__Objective__:
Transcribe the records below exactly, leaving out any pictures.

--- Entries supplied ---

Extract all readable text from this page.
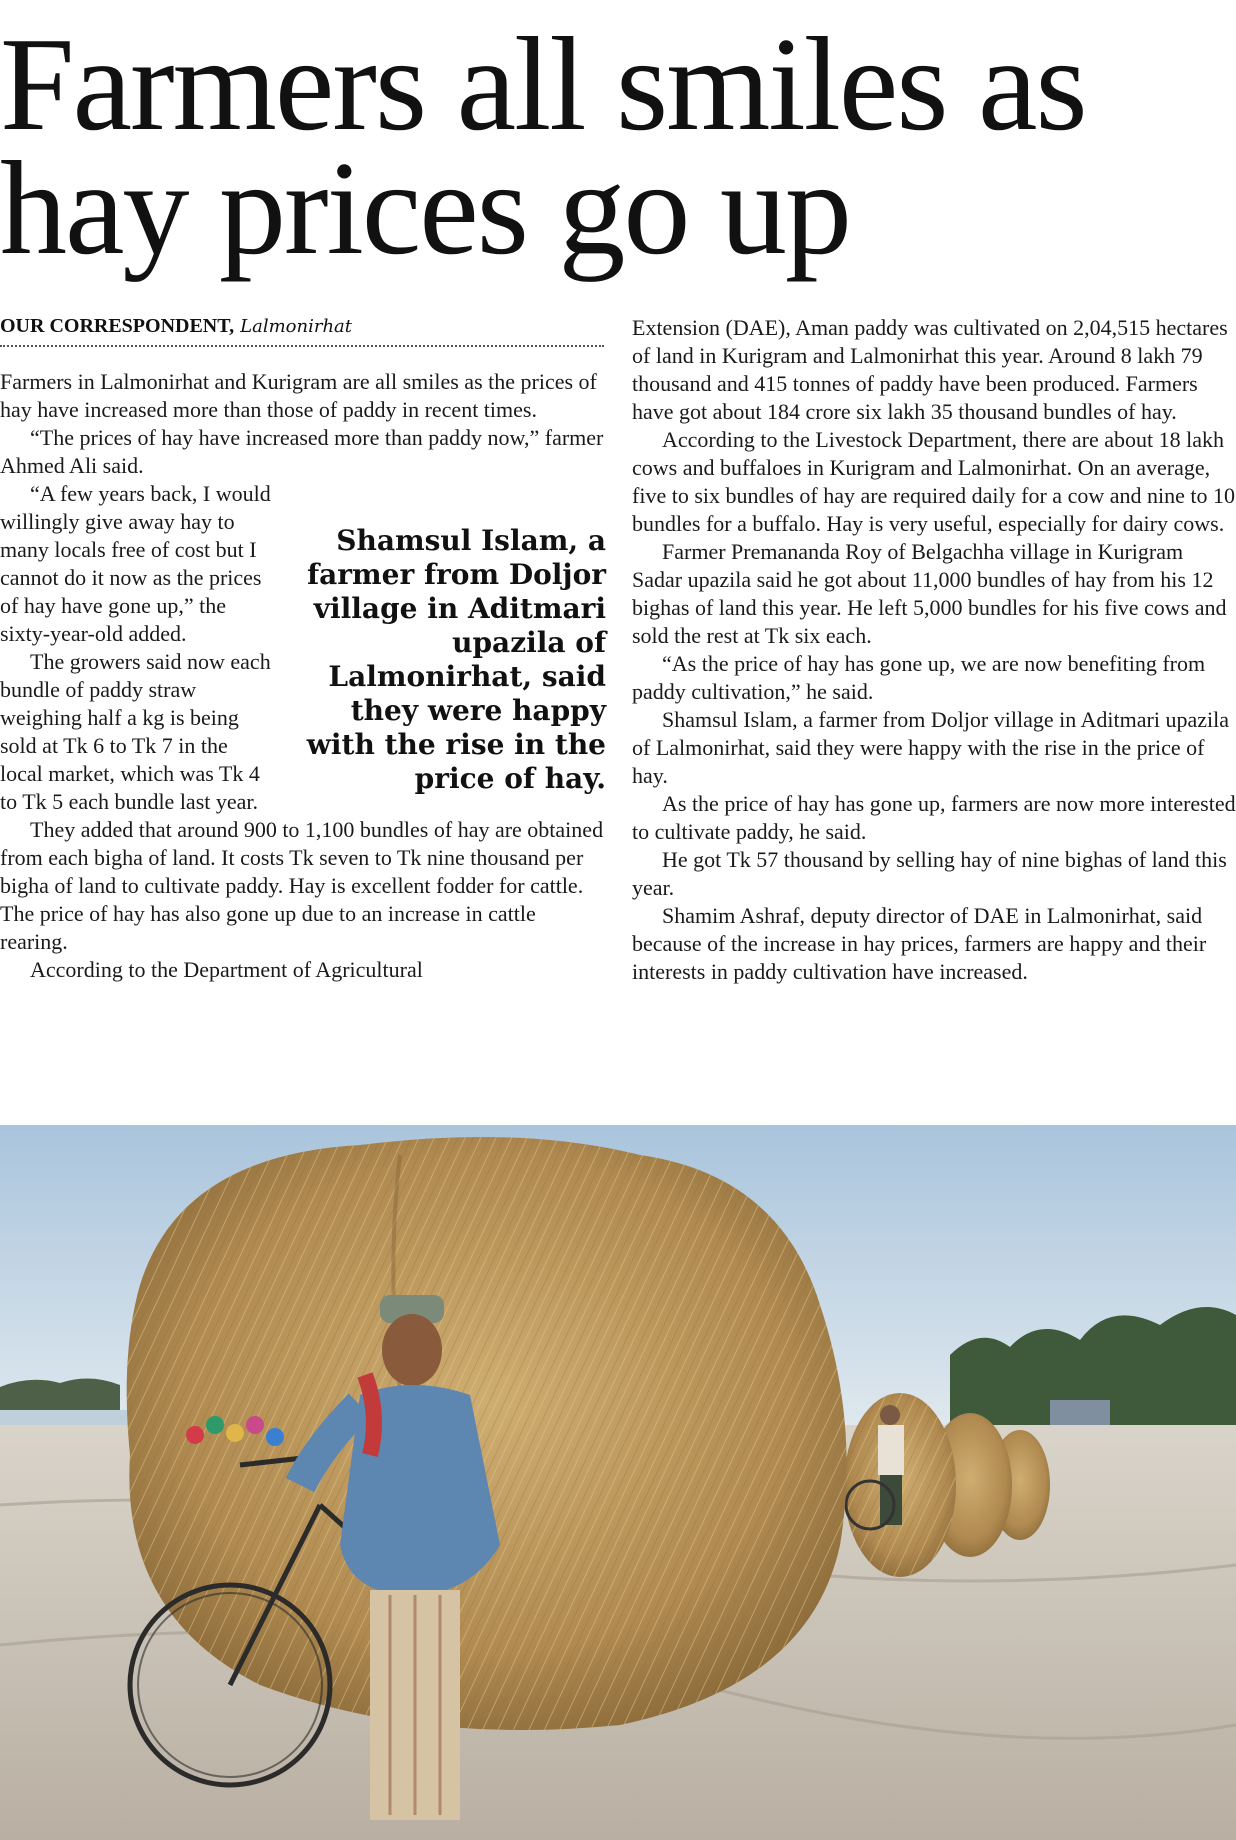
Farmers all smiles as hay prices go up
OUR CORRESPONDENT, Lalmonirhat

Farmers in Lalmonirhat and Kurigram are all smiles as the prices of hay have increased more than those of paddy in recent times.

“The prices of hay have increased more than paddy now,” farmer Ahmed Ali said.

Shamsul Islam, a farmer from Doljor village in Aditmari upazila of Lalmonirhat, said they were happy with the rise in the price of hay.

“A few years back, I would willingly give away hay to many locals free of cost but I cannot do it now as the prices of hay have gone up,” the sixty-year-old added.

The growers said now each bundle of paddy straw weighing half a kg is being sold at Tk 6 to Tk 7 in the local market, which was Tk 4 to Tk 5 each bundle last year.

They added that around 900 to 1,100 bundles of hay are obtained from each bigha of land. It costs Tk seven to Tk nine thousand per bigha of land to cultivate paddy. Hay is excellent fodder for cattle. The price of hay has also gone up due to an increase in cattle rearing.

According to the Department of Agricultural

Extension (DAE), Aman paddy was cultivated on 2,04,515 hectares of land in Kurigram and Lalmonirhat this year. Around 8 lakh 79 thousand and 415 tonnes of paddy have been produced. Farmers have got about 184 crore six lakh 35 thousand bundles of hay.

According to the Livestock Department, there are about 18 lakh cows and buffaloes in Kurigram and Lalmonirhat. On an average, five to six bundles of hay are required daily for a cow and nine to 10 bundles for a buffalo. Hay is very useful, especially for dairy cows.

Farmer Premananda Roy of Belgachha village in Kurigram Sadar upazila said he got about 11,000 bundles of hay from his 12 bighas of land this year. He left 5,000 bundles for his five cows and sold the rest at Tk six each.

“As the price of hay has gone up, we are now benefiting from paddy cultivation,” he said.

Shamsul Islam, a farmer from Doljor village in Aditmari upazila of Lalmonirhat, said they were happy with the rise in the price of hay.

As the price of hay has gone up, farmers are now more interested to cultivate paddy, he said.

He got Tk 57 thousand by selling hay of nine bighas of land this year.

Shamim Ashraf, deputy director of DAE in Lalmonirhat, said because of the increase in hay prices, farmers are happy and their interests in paddy cultivation have increased.
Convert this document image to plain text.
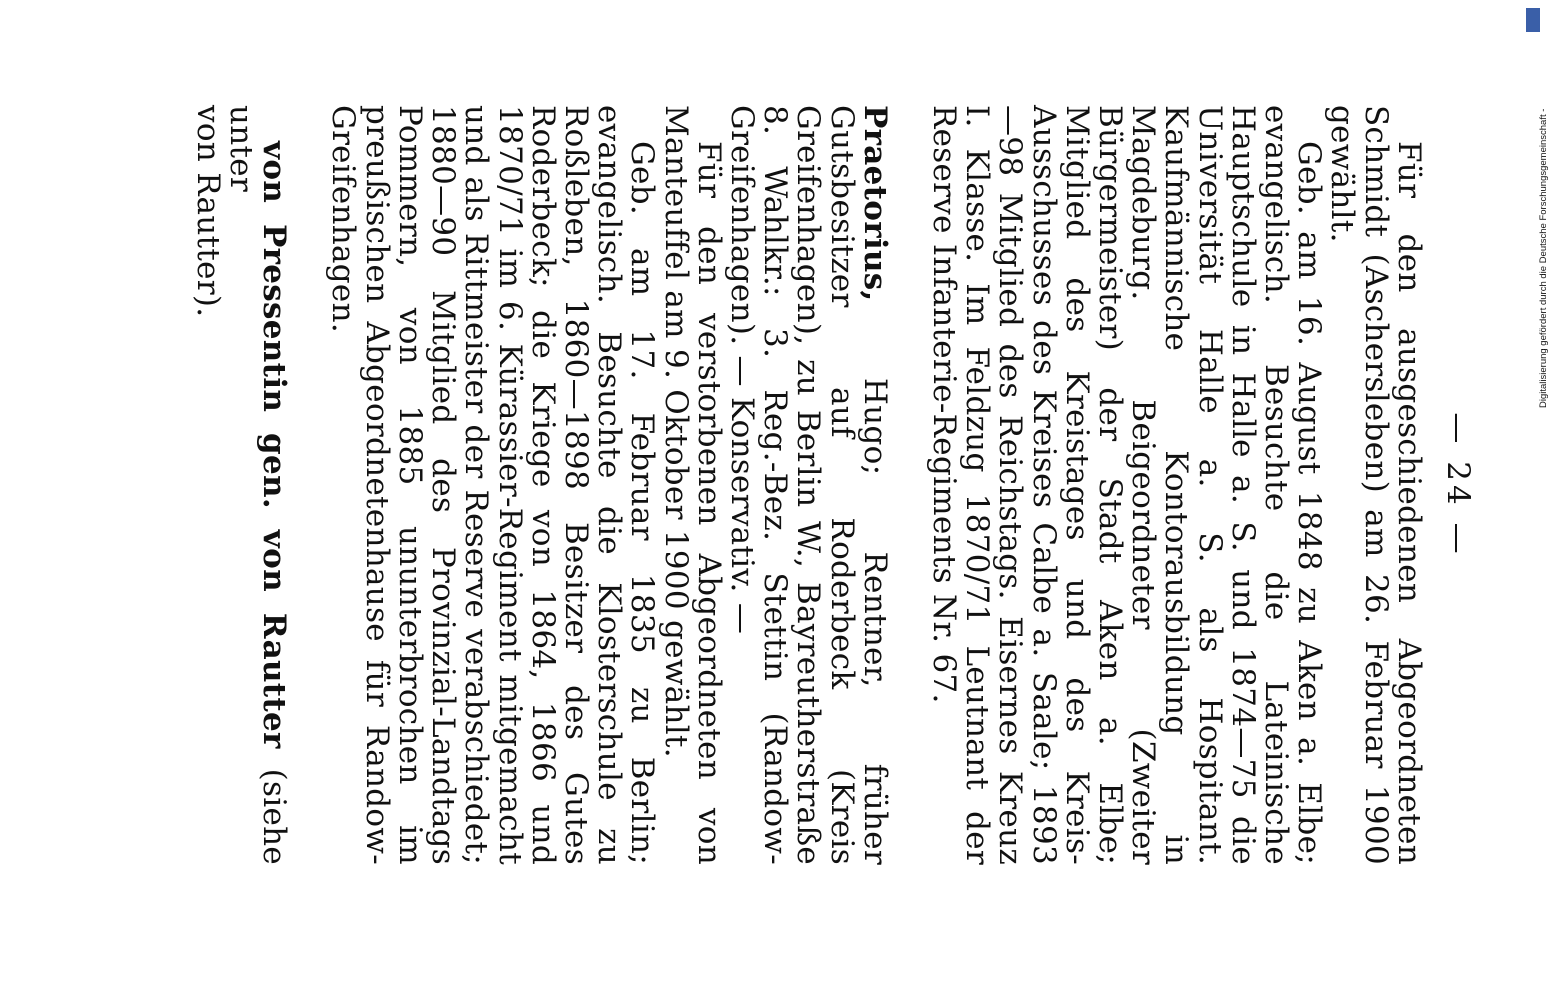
— 24 —

Für den ausgeschiedenen Abgeordneten Schmidt (Aschersleben) am 26. Februar 1900 gewählt.

Geb. am 16. August 1848 zu Aken a. Elbe; evangelisch. Besuchte die Lateinische Hauptschule in Halle a. S. und 1874—75 die Universität Halle a. S. als Hospitant. Kaufmännische Kontorausbildung in Magdeburg. Beigeordneter (Zweiter Bürgermeister) der Stadt Aken a. Elbe; Mitglied des Kreistages und des Kreis-Ausschusses des Kreises Calbe a. Saale; 1893—98 Mitglied des Reichstags. Eisernes Kreuz I. Klasse. Im Feldzug 1870/71 Leutnant der Reserve Infanterie-Regiments Nr. 67.

Praetorius, Hugo; Rentner, früher Gutsbesitzer auf Roderbeck (Kreis Greifenhagen), zu Berlin W., Bayreutherstraße 8. Wahlkr.: 3. Reg.-Bez. Stettin (Randow-Greifenhagen). — Konservativ. —

Für den verstorbenen Abgeordneten von Manteuffel am 9. Oktober 1900 gewählt.

Geb. am 17. Februar 1835 zu Berlin; evangelisch. Besuchte die Klosterschule zu Roßleben, 1860—1898 Besitzer des Gutes Roderbeck; die Kriege von 1864, 1866 und 1870/71 im 6. Kürassier-Regiment mitgemacht und als Rittmeister der Reserve verabschiedet; 1880—90 Mitglied des Provinzial-Landtags Pommern, von 1885 ununterbrochen im preußischen Abgeordnetenhause für Randow-Greifenhagen.

von Pressentin gen. von Rautter (siehe unter

von Rautter).

DFG
Digitalisierung gefördert durch die Deutsche Forschungsgemeinschaft -
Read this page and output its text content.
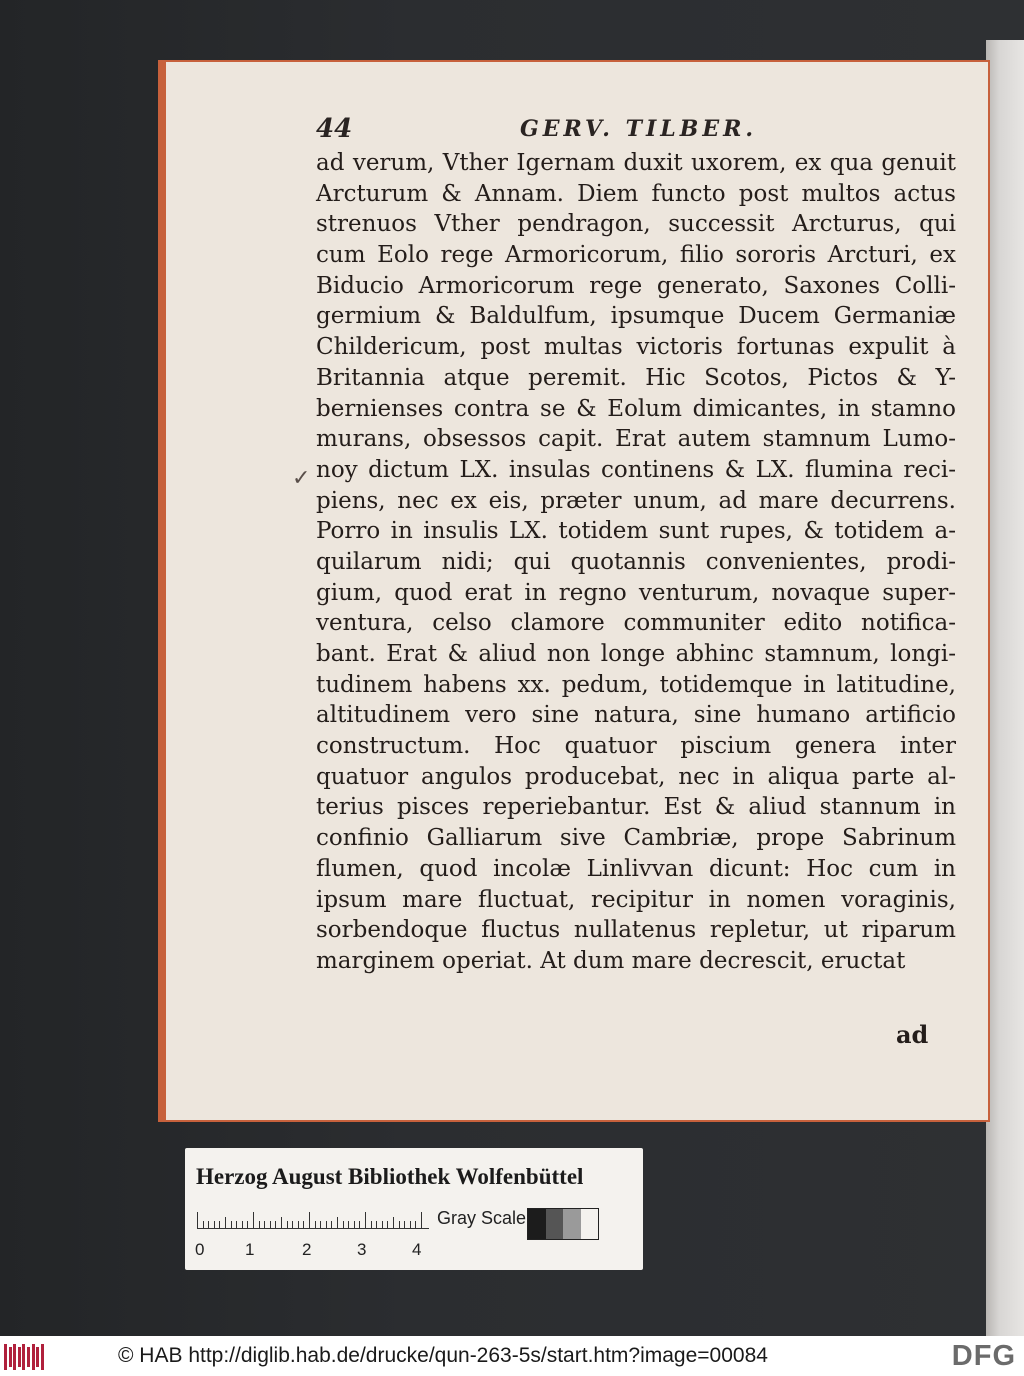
44	GERV. TILBER.
✓
ad verum, Vther Igernam duxit uxorem, ex qua genuit
Arcturum & Annam. Diem functo post multos actus
strenuos Vther pendragon, successit Arcturus, qui
cum Eolo rege Armoricorum, filio sororis Arcturi, ex
Biducio Armoricorum rege generato, Saxones Colli-
germium & Baldulfum, ipsumque Ducem Germaniæ
Childericum, post multas victoris fortunas expulit à
Britannia atque peremit. Hic Scotos, Pictos & Y-
bernienses contra se & Eolum dimicantes, in stamno
murans, obsessos capit. Erat autem stamnum Lumo-
noy dictum LX. insulas continens & LX. flumina reci-
piens, nec ex eis, præter unum, ad mare decurrens.
Porro in insulis LX. totidem sunt rupes, & totidem a-
quilarum nidi; qui quotannis convenientes, prodi-
gium, quod erat in regno venturum, novaque super-
ventura, celso clamore communiter edito notifica-
bant. Erat & aliud non longe abhinc stamnum, longi-
tudinem habens xx. pedum, totidemque in latitudine,
altitudinem vero sine natura, sine humano artificio
constructum. Hoc quatuor piscium genera inter
quatuor angulos producebat, nec in aliqua parte al-
terius pisces reperiebantur. Est & aliud stannum in
confinio Galliarum sive Cambriæ, prope Sabrinum
flumen, quod incolæ Linlivvan dicunt: Hoc cum in
ipsum mare fluctuat, recipitur in nomen voraginis,
sorbendoque fluctus nullatenus repletur, ut riparum
marginem operiat. At dum mare decrescit, eructat
ad
Herzog August Bibliothek Wolfenbüttel
0 1	2	3	4
Gray Scale
© HAB http://diglib.hab.de/drucke/qun-263-5s/start.htm?image=00084	DFG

---

__Exercise answer__:
Extract all readable text from this page.
Farmers all smiles as hay prices go up
OUR CORRESPONDENT, Lalmonirhat

Farmers in Lalmonirhat and Kurigram are all smiles as the prices of hay have increased more than those of paddy in recent times.

“The prices of hay have increased more than paddy now,” farmer Ahmed Ali said.

Shamsul Islam, a farmer from Doljor village in Aditmari upazila of Lalmonirhat, said they were happy with the rise in the price of hay.

“A few years back, I would willingly give away hay to many locals free of cost but I cannot do it now as the prices of hay have gone up,” the sixty-year-old added.

The growers said now each bundle of paddy straw weighing half a kg is being sold at Tk 6 to Tk 7 in the local market, which was Tk 4 to Tk 5 each bundle last year.

They added that around 900 to 1,100 bundles of hay are obtained from each bigha of land. It costs Tk seven to Tk nine thousand per bigha of land to cultivate paddy. Hay is excellent fodder for cattle. The price of hay has also gone up due to an increase in cattle rearing.

According to the Department of Agricultural

Extension (DAE), Aman paddy was cultivated on 2,04,515 hectares of land in Kurigram and Lalmonirhat this year. Around 8 lakh 79 thousand and 415 tonnes of paddy have been produced. Farmers have got about 184 crore six lakh 35 thousand bundles of hay.

According to the Livestock Department, there are about 18 lakh cows and buffaloes in Kurigram and Lalmonirhat. On an average, five to six bundles of hay are required daily for a cow and nine to 10 bundles for a buffalo. Hay is very useful, especially for dairy cows.

Farmer Premananda Roy of Belgachha village in Kurigram Sadar upazila said he got about 11,000 bundles of hay from his 12 bighas of land this year. He left 5,000 bundles for his five cows and sold the rest at Tk six each.

“As the price of hay has gone up, we are now benefiting from paddy cultivation,” he said.

Shamsul Islam, a farmer from Doljor village in Aditmari upazila of Lalmonirhat, said they were happy with the rise in the price of hay.

As the price of hay has gone up, farmers are now more interested to cultivate paddy, he said.

He got Tk 57 thousand by selling hay of nine bighas of land this year.

Shamim Ashraf, deputy director of DAE in Lalmonirhat, said because of the increase in hay prices, farmers are happy and their interests in paddy cultivation have increased.
Convert this document image to plain text.
— 24 —

Für den ausgeschiedenen Abgeordneten Schmidt (Aschersleben) am 26. Februar 1900 gewählt.

Geb. am 16. August 1848 zu Aken a. Elbe; evangelisch. Besuchte die Lateinische Hauptschule in Halle a. S. und 1874—75 die Universität Halle a. S. als Hospitant. Kaufmännische Kontorausbildung in Magdeburg. Beigeordneter (Zweiter Bürgermeister) der Stadt Aken a. Elbe; Mitglied des Kreistages und des Kreis-Ausschusses des Kreises Calbe a. Saale; 1893—98 Mitglied des Reichstags. Eisernes Kreuz I. Klasse. Im Feldzug 1870/71 Leutnant der Reserve Infanterie-Regiments Nr. 67.

Praetorius, Hugo; Rentner, früher Gutsbesitzer auf Roderbeck (Kreis Greifenhagen), zu Berlin W., Bayreutherstraße 8. Wahlkr.: 3. Reg.-Bez. Stettin (Randow-Greifenhagen). — Konservativ. —

Für den verstorbenen Abgeordneten von Manteuffel am 9. Oktober 1900 gewählt.

Geb. am 17. Februar 1835 zu Berlin; evangelisch. Besuchte die Klosterschule zu Roßleben, 1860—1898 Besitzer des Gutes Roderbeck; die Kriege von 1864, 1866 und 1870/71 im 6. Kürassier-Regiment mitgemacht und als Rittmeister der Reserve verabschiedet; 1880—90 Mitglied des Provinzial-Landtags Pommern, von 1885 ununterbrochen im preußischen Abgeordnetenhause für Randow-Greifenhagen.

von Pressentin gen. von Rautter (siehe unter

von Rautter).

DFG
Digitalisierung gefördert durch die Deutsche Forschungsgemeinschaft -
Read this page and output its text content.
44	GERV. TILBER.
✓
ad verum, Vther Igernam duxit uxorem, ex qua genuit
Arcturum & Annam. Diem functo post multos actus
strenuos Vther pendragon, successit Arcturus, qui
cum Eolo rege Armoricorum, filio sororis Arcturi, ex
Biducio Armoricorum rege generato, Saxones Colli-
germium & Baldulfum, ipsumque Ducem Germaniæ
Childericum, post multas victoris fortunas expulit à
Britannia atque peremit. Hic Scotos, Pictos & Y-
bernienses contra se & Eolum dimicantes, in stamno
murans, obsessos capit. Erat autem stamnum Lumo-
noy dictum LX. insulas continens & LX. flumina reci-
piens, nec ex eis, præter unum, ad mare decurrens.
Porro in insulis LX. totidem sunt rupes, & totidem a-
quilarum nidi; qui quotannis convenientes, prodi-
gium, quod erat in regno venturum, novaque super-
ventura, celso clamore communiter edito notifica-
bant. Erat & aliud non longe abhinc stamnum, longi-
tudinem habens xx. pedum, totidemque in latitudine,
altitudinem vero sine natura, sine humano artificio
constructum. Hoc quatuor piscium genera inter
quatuor angulos producebat, nec in aliqua parte al-
terius pisces reperiebantur. Est & aliud stannum in
confinio Galliarum sive Cambriæ, prope Sabrinum
flumen, quod incolæ Linlivvan dicunt: Hoc cum in
ipsum mare fluctuat, recipitur in nomen voraginis,
sorbendoque fluctus nullatenus repletur, ut riparum
marginem operiat. At dum mare decrescit, eructat
ad
Herzog August Bibliothek Wolfenbüttel
0 1	2	3	4
Gray Scale
© HAB http://diglib.hab.de/drucke/qun-263-5s/start.htm?image=00084	DFG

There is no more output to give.